======== DATASET RECORDS

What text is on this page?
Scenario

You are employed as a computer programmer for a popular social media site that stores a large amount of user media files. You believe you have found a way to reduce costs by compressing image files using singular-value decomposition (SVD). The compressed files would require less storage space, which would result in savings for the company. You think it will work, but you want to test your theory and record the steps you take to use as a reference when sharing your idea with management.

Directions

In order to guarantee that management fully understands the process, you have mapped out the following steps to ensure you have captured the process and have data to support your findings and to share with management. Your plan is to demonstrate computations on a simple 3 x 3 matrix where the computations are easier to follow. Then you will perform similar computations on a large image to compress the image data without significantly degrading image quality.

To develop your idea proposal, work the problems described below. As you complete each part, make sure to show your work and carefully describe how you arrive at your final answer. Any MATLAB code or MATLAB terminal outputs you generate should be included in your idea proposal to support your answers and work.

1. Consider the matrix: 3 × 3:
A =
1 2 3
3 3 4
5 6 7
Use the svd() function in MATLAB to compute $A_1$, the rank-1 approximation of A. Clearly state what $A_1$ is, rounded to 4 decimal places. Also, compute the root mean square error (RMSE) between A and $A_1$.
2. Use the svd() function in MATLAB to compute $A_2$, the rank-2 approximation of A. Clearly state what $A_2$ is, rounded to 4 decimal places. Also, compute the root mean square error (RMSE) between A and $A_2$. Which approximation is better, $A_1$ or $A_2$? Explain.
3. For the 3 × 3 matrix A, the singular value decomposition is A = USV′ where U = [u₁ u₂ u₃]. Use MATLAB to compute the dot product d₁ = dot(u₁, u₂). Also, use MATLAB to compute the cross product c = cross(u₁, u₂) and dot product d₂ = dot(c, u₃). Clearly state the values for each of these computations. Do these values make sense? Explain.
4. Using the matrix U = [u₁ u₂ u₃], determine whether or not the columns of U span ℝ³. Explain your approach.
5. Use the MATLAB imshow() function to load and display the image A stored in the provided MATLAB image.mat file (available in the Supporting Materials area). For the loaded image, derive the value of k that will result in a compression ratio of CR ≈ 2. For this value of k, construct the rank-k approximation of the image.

================

→ EXERCISE BRIEF:
Working from the material above, retype it in its entirety without change.

→ WORKED SOLUTION:
What text is on this page?
Scenario

You are employed as a computer programmer for a popular social media site that stores a large amount of user media files. You believe you have found a way to reduce costs by compressing image files using singular-value decomposition (SVD). The compressed files would require less storage space, which would result in savings for the company. You think it will work, but you want to test your theory and record the steps you take to use as a reference when sharing your idea with management.

Directions

In order to guarantee that management fully understands the process, you have mapped out the following steps to ensure you have captured the process and have data to support your findings and to share with management. Your plan is to demonstrate computations on a simple 3 x 3 matrix where the computations are easier to follow. Then you will perform similar computations on a large image to compress the image data without significantly degrading image quality.

To develop your idea proposal, work the problems described below. As you complete each part, make sure to show your work and carefully describe how you arrive at your final answer. Any MATLAB code or MATLAB terminal outputs you generate should be included in your idea proposal to support your answers and work.

1. Consider the matrix: 3 × 3:
A =
1 2 3
3 3 4
5 6 7
Use the svd() function in MATLAB to compute $A_1$, the rank-1 approximation of A. Clearly state what $A_1$ is, rounded to 4 decimal places. Also, compute the root mean square error (RMSE) between A and $A_1$.
2. Use the svd() function in MATLAB to compute $A_2$, the rank-2 approximation of A. Clearly state what $A_2$ is, rounded to 4 decimal places. Also, compute the root mean square error (RMSE) between A and $A_2$. Which approximation is better, $A_1$ or $A_2$? Explain.
3. For the 3 × 3 matrix A, the singular value decomposition is A = USV′ where U = [u₁ u₂ u₃]. Use MATLAB to compute the dot product d₁ = dot(u₁, u₂). Also, use MATLAB to compute the cross product c = cross(u₁, u₂) and dot product d₂ = dot(c, u₃). Clearly state the values for each of these computations. Do these values make sense? Explain.
4. Using the matrix U = [u₁ u₂ u₃], determine whether or not the columns of U span ℝ³. Explain your approach.
5. Use the MATLAB imshow() function to load and display the image A stored in the provided MATLAB image.mat file (available in the Supporting Materials area). For the loaded image, derive the value of k that will result in a compression ratio of CR ≈ 2. For this value of k, construct the rank-k approximation of the image.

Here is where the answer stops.